*GOAL*: Will you output the entries below exactly, skipping every image they contain?

* Start DATASET ROWS *

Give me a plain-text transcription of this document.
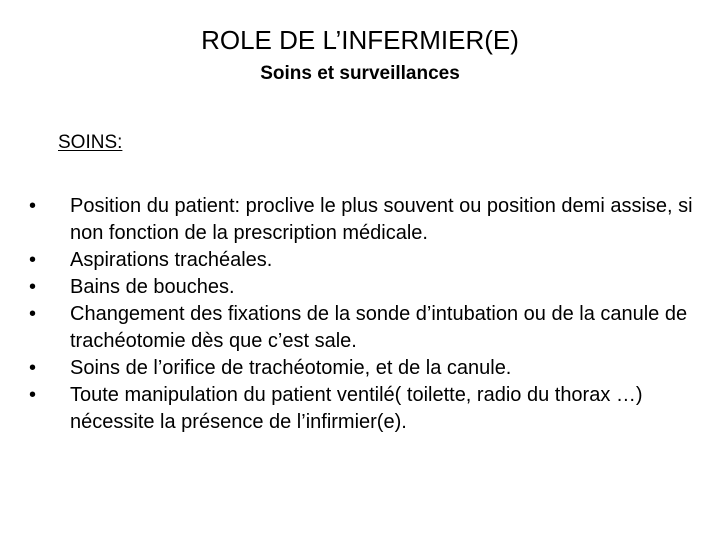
ROLE DE L’INFERMIER(E)
Soins et surveillances
SOINS:
•	Position du patient: proclive le plus souvent ou position demi assise, si non fonction de la prescription médicale.
•	Aspirations trachéales.
•	Bains de bouches.
•	Changement des fixations de la sonde d’intubation ou de la canule de trachéotomie dès que c’est sale.
•	Soins de l’orifice de trachéotomie, et de la canule.
•	Toute manipulation du patient ventilé( toilette, radio du thorax …) nécessite la présence de l’infirmier(e).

* End DATASET ROWS *

*SOLUTION FOR THIS EXERCISE*:
Give me a plain-text transcription of this document.
ROLE DE L’INFERMIER(E)
Soins et surveillances
SOINS:
•	Position du patient: proclive le plus souvent ou position demi assise, si non fonction de la prescription médicale.
•	Aspirations trachéales.
•	Bains de bouches.
•	Changement des fixations de la sonde d’intubation ou de la canule de trachéotomie dès que c’est sale.
•	Soins de l’orifice de trachéotomie, et de la canule.
•	Toute manipulation du patient ventilé( toilette, radio du thorax …) nécessite la présence de l’infirmier(e).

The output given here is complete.